start

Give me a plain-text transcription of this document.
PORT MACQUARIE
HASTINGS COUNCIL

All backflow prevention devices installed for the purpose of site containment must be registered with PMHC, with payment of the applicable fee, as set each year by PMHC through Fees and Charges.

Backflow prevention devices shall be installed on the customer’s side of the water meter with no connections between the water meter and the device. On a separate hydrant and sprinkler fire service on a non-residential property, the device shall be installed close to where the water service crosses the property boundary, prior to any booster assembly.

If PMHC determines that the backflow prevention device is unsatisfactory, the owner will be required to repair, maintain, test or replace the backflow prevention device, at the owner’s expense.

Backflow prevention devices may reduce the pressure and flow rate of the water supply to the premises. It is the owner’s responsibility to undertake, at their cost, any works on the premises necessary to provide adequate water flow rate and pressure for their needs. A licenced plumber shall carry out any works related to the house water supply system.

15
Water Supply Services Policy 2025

end
start

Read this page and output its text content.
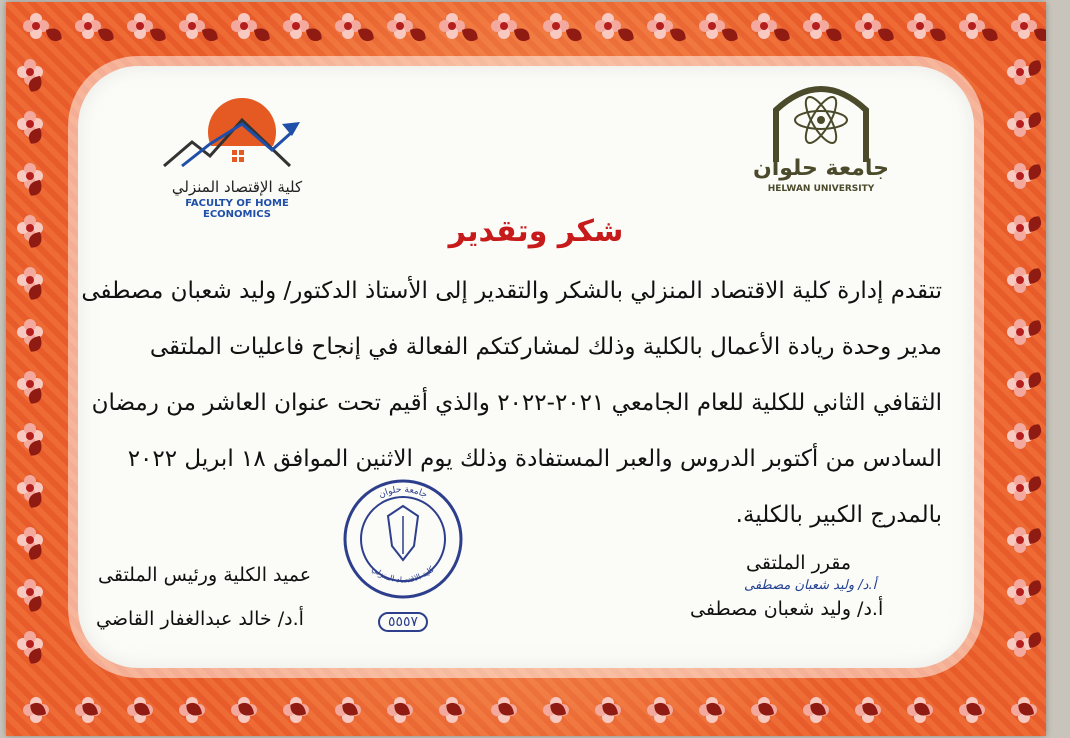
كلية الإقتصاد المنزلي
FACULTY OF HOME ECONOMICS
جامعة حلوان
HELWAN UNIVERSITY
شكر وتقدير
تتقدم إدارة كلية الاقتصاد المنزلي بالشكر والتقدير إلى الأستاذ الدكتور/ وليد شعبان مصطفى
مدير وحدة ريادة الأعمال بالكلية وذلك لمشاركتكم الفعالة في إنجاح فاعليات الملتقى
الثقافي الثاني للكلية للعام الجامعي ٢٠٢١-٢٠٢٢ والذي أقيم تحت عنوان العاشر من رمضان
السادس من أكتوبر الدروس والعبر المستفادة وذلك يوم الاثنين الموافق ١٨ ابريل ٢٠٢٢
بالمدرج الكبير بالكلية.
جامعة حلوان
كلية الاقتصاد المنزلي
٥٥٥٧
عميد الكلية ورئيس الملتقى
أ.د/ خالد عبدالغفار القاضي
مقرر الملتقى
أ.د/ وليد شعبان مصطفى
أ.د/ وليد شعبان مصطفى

end

TASK TO COMPLETE: Take every line from the data that contains the word "this".

EXPECTED ANSWER:
Give me a plain-text transcription of this document.
Read this page and output its text content.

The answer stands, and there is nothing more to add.